## Start Given information
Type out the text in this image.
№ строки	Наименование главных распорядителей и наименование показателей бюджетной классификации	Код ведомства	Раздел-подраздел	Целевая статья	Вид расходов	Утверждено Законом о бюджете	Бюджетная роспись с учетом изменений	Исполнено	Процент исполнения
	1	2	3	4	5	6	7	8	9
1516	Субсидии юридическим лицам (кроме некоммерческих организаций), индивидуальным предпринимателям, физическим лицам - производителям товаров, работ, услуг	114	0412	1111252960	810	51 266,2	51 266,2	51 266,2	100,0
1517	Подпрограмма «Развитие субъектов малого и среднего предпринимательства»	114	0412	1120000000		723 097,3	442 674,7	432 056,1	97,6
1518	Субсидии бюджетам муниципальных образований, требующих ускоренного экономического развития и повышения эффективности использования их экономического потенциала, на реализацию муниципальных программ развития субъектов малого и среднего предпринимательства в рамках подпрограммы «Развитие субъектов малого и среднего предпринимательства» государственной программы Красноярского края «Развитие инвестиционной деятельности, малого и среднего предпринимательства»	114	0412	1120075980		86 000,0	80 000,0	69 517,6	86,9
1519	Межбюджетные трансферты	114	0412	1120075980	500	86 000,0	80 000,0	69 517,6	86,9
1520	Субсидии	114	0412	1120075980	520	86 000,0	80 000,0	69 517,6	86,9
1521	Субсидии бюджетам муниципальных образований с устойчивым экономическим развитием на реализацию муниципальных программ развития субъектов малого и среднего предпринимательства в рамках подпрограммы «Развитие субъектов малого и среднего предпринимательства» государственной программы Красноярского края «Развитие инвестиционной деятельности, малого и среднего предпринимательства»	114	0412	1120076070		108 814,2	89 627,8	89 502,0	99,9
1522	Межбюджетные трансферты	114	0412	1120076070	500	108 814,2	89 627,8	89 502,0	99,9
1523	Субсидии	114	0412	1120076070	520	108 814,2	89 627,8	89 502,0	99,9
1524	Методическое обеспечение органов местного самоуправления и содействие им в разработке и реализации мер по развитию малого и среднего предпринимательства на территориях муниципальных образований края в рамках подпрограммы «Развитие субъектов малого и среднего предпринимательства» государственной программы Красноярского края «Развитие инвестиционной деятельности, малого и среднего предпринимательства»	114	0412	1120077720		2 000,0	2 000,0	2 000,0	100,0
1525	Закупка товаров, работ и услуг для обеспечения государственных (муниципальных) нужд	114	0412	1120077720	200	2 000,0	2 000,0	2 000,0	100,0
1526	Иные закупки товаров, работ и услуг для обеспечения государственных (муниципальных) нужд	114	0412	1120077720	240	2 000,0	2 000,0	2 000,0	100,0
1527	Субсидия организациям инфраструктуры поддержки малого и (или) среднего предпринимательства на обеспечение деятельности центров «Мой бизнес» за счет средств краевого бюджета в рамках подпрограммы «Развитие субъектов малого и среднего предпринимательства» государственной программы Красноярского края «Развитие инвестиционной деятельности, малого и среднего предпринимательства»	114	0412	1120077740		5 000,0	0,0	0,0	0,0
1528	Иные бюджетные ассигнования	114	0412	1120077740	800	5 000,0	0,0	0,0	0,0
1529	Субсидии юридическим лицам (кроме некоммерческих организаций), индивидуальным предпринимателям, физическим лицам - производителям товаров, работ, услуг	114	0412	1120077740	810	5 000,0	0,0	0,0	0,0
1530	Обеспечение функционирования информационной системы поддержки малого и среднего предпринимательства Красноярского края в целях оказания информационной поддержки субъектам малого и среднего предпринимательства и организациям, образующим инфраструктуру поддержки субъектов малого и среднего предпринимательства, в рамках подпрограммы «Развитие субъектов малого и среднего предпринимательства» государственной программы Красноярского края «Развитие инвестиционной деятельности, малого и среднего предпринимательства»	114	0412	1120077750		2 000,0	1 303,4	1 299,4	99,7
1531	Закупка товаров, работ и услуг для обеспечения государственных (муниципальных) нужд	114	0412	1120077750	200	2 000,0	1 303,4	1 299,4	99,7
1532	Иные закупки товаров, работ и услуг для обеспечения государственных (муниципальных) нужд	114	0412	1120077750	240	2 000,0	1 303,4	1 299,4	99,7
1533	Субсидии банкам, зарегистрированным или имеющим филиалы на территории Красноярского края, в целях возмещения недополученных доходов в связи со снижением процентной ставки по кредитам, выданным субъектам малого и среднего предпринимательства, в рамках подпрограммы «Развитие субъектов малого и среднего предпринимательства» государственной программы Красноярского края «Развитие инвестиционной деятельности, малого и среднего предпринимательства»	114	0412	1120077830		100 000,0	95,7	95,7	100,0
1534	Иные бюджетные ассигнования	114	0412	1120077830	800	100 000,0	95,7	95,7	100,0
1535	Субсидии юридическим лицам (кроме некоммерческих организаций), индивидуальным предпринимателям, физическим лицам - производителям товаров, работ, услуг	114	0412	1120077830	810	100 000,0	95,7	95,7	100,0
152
## End Given information
Reproduce each record shown above without altering a single word.

Type out the text in this image.
№ строки	Наименование главных распорядителей и наименование показателей бюджетной классификации	Код ведомства	Раздел-подраздел	Целевая статья	Вид расходов	Утверждено Законом о бюджете	Бюджетная роспись с учетом изменений	Исполнено	Процент исполнения
	1	2	3	4	5	6	7	8	9
1516	Субсидии юридическим лицам (кроме некоммерческих организаций), индивидуальным предпринимателям, физическим лицам - производителям товаров, работ, услуг	114	0412	1111252960	810	51 266,2	51 266,2	51 266,2	100,0
1517	Подпрограмма «Развитие субъектов малого и среднего предпринимательства»	114	0412	1120000000		723 097,3	442 674,7	432 056,1	97,6
1518	Субсидии бюджетам муниципальных образований, требующих ускоренного экономического развития и повышения эффективности использования их экономического потенциала, на реализацию муниципальных программ развития субъектов малого и среднего предпринимательства в рамках подпрограммы «Развитие субъектов малого и среднего предпринимательства» государственной программы Красноярского края «Развитие инвестиционной деятельности, малого и среднего предпринимательства»	114	0412	1120075980		86 000,0	80 000,0	69 517,6	86,9
1519	Межбюджетные трансферты	114	0412	1120075980	500	86 000,0	80 000,0	69 517,6	86,9
1520	Субсидии	114	0412	1120075980	520	86 000,0	80 000,0	69 517,6	86,9
1521	Субсидии бюджетам муниципальных образований с устойчивым экономическим развитием на реализацию муниципальных программ развития субъектов малого и среднего предпринимательства в рамках подпрограммы «Развитие субъектов малого и среднего предпринимательства» государственной программы Красноярского края «Развитие инвестиционной деятельности, малого и среднего предпринимательства»	114	0412	1120076070		108 814,2	89 627,8	89 502,0	99,9
1522	Межбюджетные трансферты	114	0412	1120076070	500	108 814,2	89 627,8	89 502,0	99,9
1523	Субсидии	114	0412	1120076070	520	108 814,2	89 627,8	89 502,0	99,9
1524	Методическое обеспечение органов местного самоуправления и содействие им в разработке и реализации мер по развитию малого и среднего предпринимательства на территориях муниципальных образований края в рамках подпрограммы «Развитие субъектов малого и среднего предпринимательства» государственной программы Красноярского края «Развитие инвестиционной деятельности, малого и среднего предпринимательства»	114	0412	1120077720		2 000,0	2 000,0	2 000,0	100,0
1525	Закупка товаров, работ и услуг для обеспечения государственных (муниципальных) нужд	114	0412	1120077720	200	2 000,0	2 000,0	2 000,0	100,0
1526	Иные закупки товаров, работ и услуг для обеспечения государственных (муниципальных) нужд	114	0412	1120077720	240	2 000,0	2 000,0	2 000,0	100,0
1527	Субсидия организациям инфраструктуры поддержки малого и (или) среднего предпринимательства на обеспечение деятельности центров «Мой бизнес» за счет средств краевого бюджета в рамках подпрограммы «Развитие субъектов малого и среднего предпринимательства» государственной программы Красноярского края «Развитие инвестиционной деятельности, малого и среднего предпринимательства»	114	0412	1120077740		5 000,0	0,0	0,0	0,0
1528	Иные бюджетные ассигнования	114	0412	1120077740	800	5 000,0	0,0	0,0	0,0
1529	Субсидии юридическим лицам (кроме некоммерческих организаций), индивидуальным предпринимателям, физическим лицам - производителям товаров, работ, услуг	114	0412	1120077740	810	5 000,0	0,0	0,0	0,0
1530	Обеспечение функционирования информационной системы поддержки малого и среднего предпринимательства Красноярского края в целях оказания информационной поддержки субъектам малого и среднего предпринимательства и организациям, образующим инфраструктуру поддержки субъектов малого и среднего предпринимательства, в рамках подпрограммы «Развитие субъектов малого и среднего предпринимательства» государственной программы Красноярского края «Развитие инвестиционной деятельности, малого и среднего предпринимательства»	114	0412	1120077750		2 000,0	1 303,4	1 299,4	99,7
1531	Закупка товаров, работ и услуг для обеспечения государственных (муниципальных) нужд	114	0412	1120077750	200	2 000,0	1 303,4	1 299,4	99,7
1532	Иные закупки товаров, работ и услуг для обеспечения государственных (муниципальных) нужд	114	0412	1120077750	240	2 000,0	1 303,4	1 299,4	99,7
1533	Субсидии банкам, зарегистрированным или имеющим филиалы на территории Красноярского края, в целях возмещения недополученных доходов в связи со снижением процентной ставки по кредитам, выданным субъектам малого и среднего предпринимательства, в рамках подпрограммы «Развитие субъектов малого и среднего предпринимательства» государственной программы Красноярского края «Развитие инвестиционной деятельности, малого и среднего предпринимательства»	114	0412	1120077830		100 000,0	95,7	95,7	100,0
1534	Иные бюджетные ассигнования	114	0412	1120077830	800	100 000,0	95,7	95,7	100,0
1535	Субсидии юридическим лицам (кроме некоммерческих организаций), индивидуальным предпринимателям, физическим лицам - производителям товаров, работ, услуг	114	0412	1120077830	810	100 000,0	95,7	95,7	100,0
152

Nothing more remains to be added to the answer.